● **EXERCISE DETAILS**:
Copy the listing below in full and skip every picture.

● **MATERIALS PROVIDED**:
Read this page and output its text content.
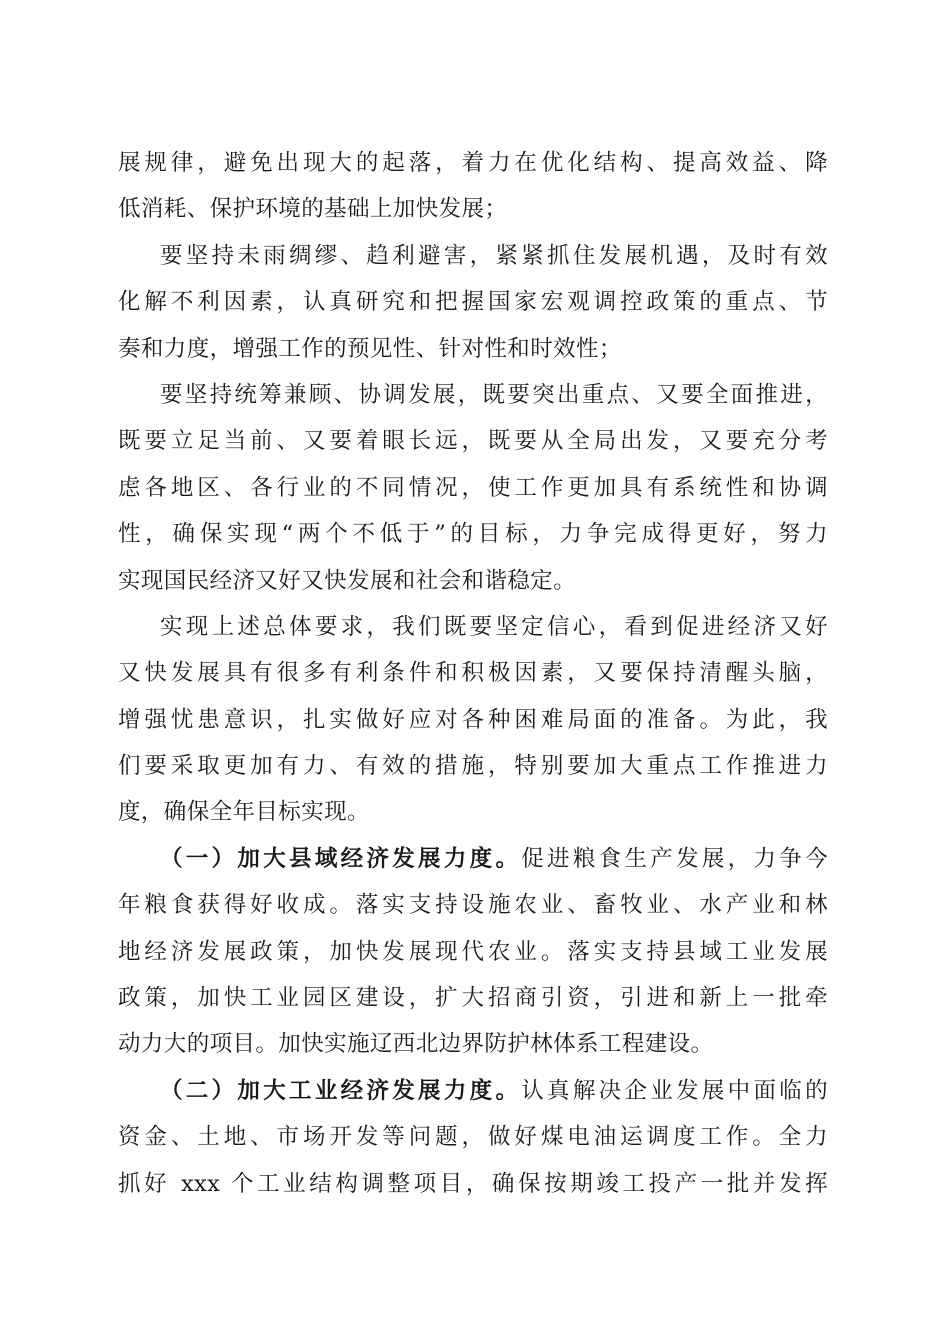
展规律，避免出现大的起落，着力在优化结构、提高效益、降
低消耗、保护环境的基础上加快发展；
要坚持未雨绸缪、趋利避害，紧紧抓住发展机遇，及时有效
化解不利因素，认真研究和把握国家宏观调控政策的重点、节
奏和力度，增强工作的预见性、针对性和时效性；
要坚持统筹兼顾、协调发展，既要突出重点、又要全面推进，
既要立足当前、又要着眼长远，既要从全局出发，又要充分考
虑各地区、各行业的不同情况，使工作更加具有系统性和协调
性，确保实现“两个不低于”的目标，力争完成得更好，努力
实现国民经济又好又快发展和社会和谐稳定。
实现上述总体要求，我们既要坚定信心，看到促进经济又好
又快发展具有很多有利条件和积极因素，又要保持清醒头脑，
增强忧患意识，扎实做好应对各种困难局面的准备。为此，我
们要采取更加有力、有效的措施，特别要加大重点工作推进力
度，确保全年目标实现。
（一）加大县域经济发展力度。促进粮食生产发展，力争今
年粮食获得好收成。落实支持设施农业、畜牧业、水产业和林
地经济发展政策，加快发展现代农业。落实支持县域工业发展
政策，加快工业园区建设，扩大招商引资，引进和新上一批牵
动力大的项目。加快实施辽西北边界防护林体系工程建设。
（二）加大工业经济发展力度。认真解决企业发展中面临的
资金、土地、市场开发等问题，做好煤电油运调度工作。全力
抓好 xxx 个工业结构调整项目，确保按期竣工投产一批并发挥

● **CORRECT OUTPUT**:
Read this page and output its text content.
展规律，避免出现大的起落，着力在优化结构、提高效益、降
低消耗、保护环境的基础上加快发展；
要坚持未雨绸缪、趋利避害，紧紧抓住发展机遇，及时有效
化解不利因素，认真研究和把握国家宏观调控政策的重点、节
奏和力度，增强工作的预见性、针对性和时效性；
要坚持统筹兼顾、协调发展，既要突出重点、又要全面推进，
既要立足当前、又要着眼长远，既要从全局出发，又要充分考
虑各地区、各行业的不同情况，使工作更加具有系统性和协调
性，确保实现“两个不低于”的目标，力争完成得更好，努力
实现国民经济又好又快发展和社会和谐稳定。
实现上述总体要求，我们既要坚定信心，看到促进经济又好
又快发展具有很多有利条件和积极因素，又要保持清醒头脑，
增强忧患意识，扎实做好应对各种困难局面的准备。为此，我
们要采取更加有力、有效的措施，特别要加大重点工作推进力
度，确保全年目标实现。
（一）加大县域经济发展力度。促进粮食生产发展，力争今
年粮食获得好收成。落实支持设施农业、畜牧业、水产业和林
地经济发展政策，加快发展现代农业。落实支持县域工业发展
政策，加快工业园区建设，扩大招商引资，引进和新上一批牵
动力大的项目。加快实施辽西北边界防护林体系工程建设。
（二）加大工业经济发展力度。认真解决企业发展中面临的
资金、土地、市场开发等问题，做好煤电油运调度工作。全力
抓好 xxx 个工业结构调整项目，确保按期竣工投产一批并发挥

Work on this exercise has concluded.